++++ Entries supplied

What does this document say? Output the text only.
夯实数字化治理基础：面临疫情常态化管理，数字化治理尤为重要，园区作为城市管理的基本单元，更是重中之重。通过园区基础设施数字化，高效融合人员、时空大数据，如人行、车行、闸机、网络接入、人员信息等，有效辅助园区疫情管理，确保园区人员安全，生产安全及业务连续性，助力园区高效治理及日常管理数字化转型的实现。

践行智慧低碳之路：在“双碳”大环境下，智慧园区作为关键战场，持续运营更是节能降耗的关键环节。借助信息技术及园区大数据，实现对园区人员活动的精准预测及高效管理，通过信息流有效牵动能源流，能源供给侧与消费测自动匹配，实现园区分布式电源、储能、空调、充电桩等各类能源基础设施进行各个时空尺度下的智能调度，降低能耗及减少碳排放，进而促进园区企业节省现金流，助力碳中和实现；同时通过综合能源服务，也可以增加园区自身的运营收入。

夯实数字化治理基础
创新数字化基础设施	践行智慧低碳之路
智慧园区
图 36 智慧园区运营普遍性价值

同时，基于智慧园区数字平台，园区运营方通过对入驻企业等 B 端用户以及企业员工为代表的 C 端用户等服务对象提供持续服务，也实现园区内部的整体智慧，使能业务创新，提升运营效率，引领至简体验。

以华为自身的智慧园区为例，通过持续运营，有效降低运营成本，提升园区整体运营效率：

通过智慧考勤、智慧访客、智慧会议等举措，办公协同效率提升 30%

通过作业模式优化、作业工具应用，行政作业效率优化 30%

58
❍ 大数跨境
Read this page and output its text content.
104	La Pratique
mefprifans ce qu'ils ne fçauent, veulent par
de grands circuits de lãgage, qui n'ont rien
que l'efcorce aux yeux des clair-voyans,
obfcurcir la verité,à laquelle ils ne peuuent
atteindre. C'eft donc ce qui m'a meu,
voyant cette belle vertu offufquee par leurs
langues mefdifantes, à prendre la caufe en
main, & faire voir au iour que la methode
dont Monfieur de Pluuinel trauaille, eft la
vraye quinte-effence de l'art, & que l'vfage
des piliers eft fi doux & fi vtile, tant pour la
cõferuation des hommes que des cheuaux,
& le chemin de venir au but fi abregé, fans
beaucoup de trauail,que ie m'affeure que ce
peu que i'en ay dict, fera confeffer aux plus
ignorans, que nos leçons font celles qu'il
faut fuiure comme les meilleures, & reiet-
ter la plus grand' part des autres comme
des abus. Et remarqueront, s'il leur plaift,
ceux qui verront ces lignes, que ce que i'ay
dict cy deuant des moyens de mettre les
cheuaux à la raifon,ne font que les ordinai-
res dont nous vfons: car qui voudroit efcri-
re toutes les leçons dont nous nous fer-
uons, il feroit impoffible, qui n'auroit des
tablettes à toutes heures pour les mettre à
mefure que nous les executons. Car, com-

++++++++

### [Given request]
Retype the material in full. Each word must match.

### [Final answer]
What does this document say? Output the text only.
夯实数字化治理基础：面临疫情常态化管理，数字化治理尤为重要，园区作为城市管理的基本单元，更是重中之重。通过园区基础设施数字化，高效融合人员、时空大数据，如人行、车行、闸机、网络接入、人员信息等，有效辅助园区疫情管理，确保园区人员安全，生产安全及业务连续性，助力园区高效治理及日常管理数字化转型的实现。

践行智慧低碳之路：在“双碳”大环境下，智慧园区作为关键战场，持续运营更是节能降耗的关键环节。借助信息技术及园区大数据，实现对园区人员活动的精准预测及高效管理，通过信息流有效牵动能源流，能源供给侧与消费测自动匹配，实现园区分布式电源、储能、空调、充电桩等各类能源基础设施进行各个时空尺度下的智能调度，降低能耗及减少碳排放，进而促进园区企业节省现金流，助力碳中和实现；同时通过综合能源服务，也可以增加园区自身的运营收入。

夯实数字化治理基础
创新数字化基础设施	践行智慧低碳之路
智慧园区
图 36 智慧园区运营普遍性价值

同时，基于智慧园区数字平台，园区运营方通过对入驻企业等 B 端用户以及企业员工为代表的 C 端用户等服务对象提供持续服务，也实现园区内部的整体智慧，使能业务创新，提升运营效率，引领至简体验。

以华为自身的智慧园区为例，通过持续运营，有效降低运营成本，提升园区整体运营效率：

通过智慧考勤、智慧访客、智慧会议等举措，办公协同效率提升 30%

通过作业模式优化、作业工具应用，行政作业效率优化 30%

58
❍ 大数跨境
Read this page and output its text content.
104	La Pratique
mefprifans ce qu'ils ne fçauent, veulent par
de grands circuits de lãgage, qui n'ont rien
que l'efcorce aux yeux des clair-voyans,
obfcurcir la verité,à laquelle ils ne peuuent
atteindre. C'eft donc ce qui m'a meu,
voyant cette belle vertu offufquee par leurs
langues mefdifantes, à prendre la caufe en
main, & faire voir au iour que la methode
dont Monfieur de Pluuinel trauaille, eft la
vraye quinte-effence de l'art, & que l'vfage
des piliers eft fi doux & fi vtile, tant pour la
cõferuation des hommes que des cheuaux,
& le chemin de venir au but fi abregé, fans
beaucoup de trauail,que ie m'affeure que ce
peu que i'en ay dict, fera confeffer aux plus
ignorans, que nos leçons font celles qu'il
faut fuiure comme les meilleures, & reiet-
ter la plus grand' part des autres comme
des abus. Et remarqueront, s'il leur plaift,
ceux qui verront ces lignes, que ce que i'ay
dict cy deuant des moyens de mettre les
cheuaux à la raifon,ne font que les ordinai-
res dont nous vfons: car qui voudroit efcri-
re toutes les leçons dont nous nous fer-
uons, il feroit impoffible, qui n'auroit des
tablettes à toutes heures pour les mettre à
mefure que nous les executons. Car, com-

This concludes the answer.